## begin Input rows
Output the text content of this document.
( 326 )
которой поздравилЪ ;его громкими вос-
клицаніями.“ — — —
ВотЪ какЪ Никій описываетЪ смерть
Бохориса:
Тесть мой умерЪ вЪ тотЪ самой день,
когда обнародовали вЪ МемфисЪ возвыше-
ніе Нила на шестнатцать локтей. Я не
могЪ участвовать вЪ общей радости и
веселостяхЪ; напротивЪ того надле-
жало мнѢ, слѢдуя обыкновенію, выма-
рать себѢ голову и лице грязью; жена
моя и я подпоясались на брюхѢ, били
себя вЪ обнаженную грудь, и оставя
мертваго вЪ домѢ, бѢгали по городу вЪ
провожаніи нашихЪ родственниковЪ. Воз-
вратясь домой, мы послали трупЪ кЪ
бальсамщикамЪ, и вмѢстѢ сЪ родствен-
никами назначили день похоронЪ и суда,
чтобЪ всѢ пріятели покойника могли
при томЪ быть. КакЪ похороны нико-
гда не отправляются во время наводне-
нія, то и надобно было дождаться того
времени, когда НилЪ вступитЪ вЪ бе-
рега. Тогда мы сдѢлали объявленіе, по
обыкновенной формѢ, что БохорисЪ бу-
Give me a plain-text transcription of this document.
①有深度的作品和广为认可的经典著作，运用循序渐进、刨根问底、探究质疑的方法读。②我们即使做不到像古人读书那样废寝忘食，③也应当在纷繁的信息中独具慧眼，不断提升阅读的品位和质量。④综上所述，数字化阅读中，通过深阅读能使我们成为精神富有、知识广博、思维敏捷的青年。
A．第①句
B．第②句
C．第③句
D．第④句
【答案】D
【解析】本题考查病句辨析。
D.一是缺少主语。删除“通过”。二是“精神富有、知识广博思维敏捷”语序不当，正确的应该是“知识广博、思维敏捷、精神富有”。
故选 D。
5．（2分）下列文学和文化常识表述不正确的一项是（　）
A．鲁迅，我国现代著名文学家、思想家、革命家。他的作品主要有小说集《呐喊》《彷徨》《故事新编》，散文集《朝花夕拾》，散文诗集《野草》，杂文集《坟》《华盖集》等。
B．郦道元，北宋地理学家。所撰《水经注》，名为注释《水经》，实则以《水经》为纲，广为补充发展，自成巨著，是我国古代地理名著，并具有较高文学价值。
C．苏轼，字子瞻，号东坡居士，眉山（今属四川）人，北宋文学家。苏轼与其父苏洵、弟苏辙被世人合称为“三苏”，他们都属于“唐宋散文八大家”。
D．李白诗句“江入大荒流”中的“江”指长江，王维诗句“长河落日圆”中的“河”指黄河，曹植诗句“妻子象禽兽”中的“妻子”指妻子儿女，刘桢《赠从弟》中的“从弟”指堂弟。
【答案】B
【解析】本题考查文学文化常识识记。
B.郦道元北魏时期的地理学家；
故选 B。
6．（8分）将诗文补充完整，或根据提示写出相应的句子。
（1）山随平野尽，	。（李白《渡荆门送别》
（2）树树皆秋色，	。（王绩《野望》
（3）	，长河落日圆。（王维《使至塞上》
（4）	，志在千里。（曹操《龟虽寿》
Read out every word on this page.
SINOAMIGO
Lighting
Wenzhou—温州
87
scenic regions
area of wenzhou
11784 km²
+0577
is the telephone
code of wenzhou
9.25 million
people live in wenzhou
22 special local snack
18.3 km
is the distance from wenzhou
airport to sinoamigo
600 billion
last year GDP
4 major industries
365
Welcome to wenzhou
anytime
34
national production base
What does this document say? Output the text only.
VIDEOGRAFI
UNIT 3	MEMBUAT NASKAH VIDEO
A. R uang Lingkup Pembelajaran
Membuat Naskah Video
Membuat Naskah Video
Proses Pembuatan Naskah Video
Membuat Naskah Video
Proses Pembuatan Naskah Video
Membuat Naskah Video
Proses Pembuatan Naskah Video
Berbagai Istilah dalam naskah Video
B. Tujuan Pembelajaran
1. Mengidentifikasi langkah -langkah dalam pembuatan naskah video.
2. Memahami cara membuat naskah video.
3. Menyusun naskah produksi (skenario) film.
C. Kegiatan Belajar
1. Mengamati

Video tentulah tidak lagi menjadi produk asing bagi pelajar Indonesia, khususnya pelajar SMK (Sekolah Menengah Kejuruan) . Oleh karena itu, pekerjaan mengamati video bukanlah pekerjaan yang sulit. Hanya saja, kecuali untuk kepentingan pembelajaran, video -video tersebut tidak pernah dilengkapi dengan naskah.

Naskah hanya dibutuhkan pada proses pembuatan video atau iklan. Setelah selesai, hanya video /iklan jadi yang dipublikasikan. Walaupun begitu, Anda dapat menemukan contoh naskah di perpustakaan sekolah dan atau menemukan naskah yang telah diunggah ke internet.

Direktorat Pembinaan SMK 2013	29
## end Input rows
§ Objective:
Filter lines by "dalam" and return each hit.

§ Exercise output:
Berbagai Istilah dalam naskah Video
1. Mengidentifikasi langkah -langkah dalam pembuatan naskah video.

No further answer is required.